SHORT EXERCISE » Repeat everything in the material exactly.

-- INFORMATION PROVIDED start --

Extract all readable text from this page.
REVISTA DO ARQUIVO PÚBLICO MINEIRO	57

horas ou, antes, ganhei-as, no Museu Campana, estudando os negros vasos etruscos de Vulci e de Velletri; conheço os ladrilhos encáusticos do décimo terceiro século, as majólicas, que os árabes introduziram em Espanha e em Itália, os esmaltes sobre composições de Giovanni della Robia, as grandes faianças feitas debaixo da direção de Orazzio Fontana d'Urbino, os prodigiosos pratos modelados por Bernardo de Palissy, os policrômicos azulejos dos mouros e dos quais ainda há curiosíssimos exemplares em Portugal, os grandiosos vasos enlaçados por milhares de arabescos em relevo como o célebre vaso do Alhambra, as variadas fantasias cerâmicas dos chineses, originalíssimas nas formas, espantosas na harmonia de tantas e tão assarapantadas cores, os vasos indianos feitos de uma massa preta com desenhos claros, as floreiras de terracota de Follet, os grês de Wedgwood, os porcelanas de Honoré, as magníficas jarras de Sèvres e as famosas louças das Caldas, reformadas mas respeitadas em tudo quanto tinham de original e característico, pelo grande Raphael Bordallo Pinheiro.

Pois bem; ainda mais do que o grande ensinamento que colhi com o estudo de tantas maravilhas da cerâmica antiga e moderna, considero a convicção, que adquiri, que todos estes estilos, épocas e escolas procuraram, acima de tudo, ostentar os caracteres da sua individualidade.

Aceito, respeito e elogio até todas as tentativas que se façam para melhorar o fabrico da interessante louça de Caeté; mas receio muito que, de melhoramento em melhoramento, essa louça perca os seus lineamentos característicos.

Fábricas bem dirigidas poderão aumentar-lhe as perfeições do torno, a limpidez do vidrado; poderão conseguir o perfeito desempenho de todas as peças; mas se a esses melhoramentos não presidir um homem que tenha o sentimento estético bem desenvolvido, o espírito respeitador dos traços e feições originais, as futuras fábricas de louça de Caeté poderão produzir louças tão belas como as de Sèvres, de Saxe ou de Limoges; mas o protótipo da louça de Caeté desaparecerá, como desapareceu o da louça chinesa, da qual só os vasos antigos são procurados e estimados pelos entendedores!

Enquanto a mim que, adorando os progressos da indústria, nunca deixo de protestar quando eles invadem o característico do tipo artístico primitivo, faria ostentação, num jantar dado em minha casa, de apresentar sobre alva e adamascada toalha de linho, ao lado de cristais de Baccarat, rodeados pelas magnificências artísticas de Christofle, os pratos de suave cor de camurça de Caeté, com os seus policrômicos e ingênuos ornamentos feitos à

-- INFORMATION PROVIDED end --

SOLUTION BELOW »
Extract all readable text from this page.
REVISTA DO ARQUIVO PÚBLICO MINEIRO	57

horas ou, antes, ganhei-as, no Museu Campana, estudando os negros vasos etruscos de Vulci e de Velletri; conheço os ladrilhos encáusticos do décimo terceiro século, as majólicas, que os árabes introduziram em Espanha e em Itália, os esmaltes sobre composições de Giovanni della Robia, as grandes faianças feitas debaixo da direção de Orazzio Fontana d'Urbino, os prodigiosos pratos modelados por Bernardo de Palissy, os policrômicos azulejos dos mouros e dos quais ainda há curiosíssimos exemplares em Portugal, os grandiosos vasos enlaçados por milhares de arabescos em relevo como o célebre vaso do Alhambra, as variadas fantasias cerâmicas dos chineses, originalíssimas nas formas, espantosas na harmonia de tantas e tão assarapantadas cores, os vasos indianos feitos de uma massa preta com desenhos claros, as floreiras de terracota de Follet, os grês de Wedgwood, os porcelanas de Honoré, as magníficas jarras de Sèvres e as famosas louças das Caldas, reformadas mas respeitadas em tudo quanto tinham de original e característico, pelo grande Raphael Bordallo Pinheiro.

Pois bem; ainda mais do que o grande ensinamento que colhi com o estudo de tantas maravilhas da cerâmica antiga e moderna, considero a convicção, que adquiri, que todos estes estilos, épocas e escolas procuraram, acima de tudo, ostentar os caracteres da sua individualidade.

Aceito, respeito e elogio até todas as tentativas que se façam para melhorar o fabrico da interessante louça de Caeté; mas receio muito que, de melhoramento em melhoramento, essa louça perca os seus lineamentos característicos.

Fábricas bem dirigidas poderão aumentar-lhe as perfeições do torno, a limpidez do vidrado; poderão conseguir o perfeito desempenho de todas as peças; mas se a esses melhoramentos não presidir um homem que tenha o sentimento estético bem desenvolvido, o espírito respeitador dos traços e feições originais, as futuras fábricas de louça de Caeté poderão produzir louças tão belas como as de Sèvres, de Saxe ou de Limoges; mas o protótipo da louça de Caeté desaparecerá, como desapareceu o da louça chinesa, da qual só os vasos antigos são procurados e estimados pelos entendedores!

Enquanto a mim que, adorando os progressos da indústria, nunca deixo de protestar quando eles invadem o característico do tipo artístico primitivo, faria ostentação, num jantar dado em minha casa, de apresentar sobre alva e adamascada toalha de linho, ao lado de cristais de Baccarat, rodeados pelas magnificências artísticas de Christofle, os pratos de suave cor de camurça de Caeté, com os seus policrômicos e ingênuos ornamentos feitos à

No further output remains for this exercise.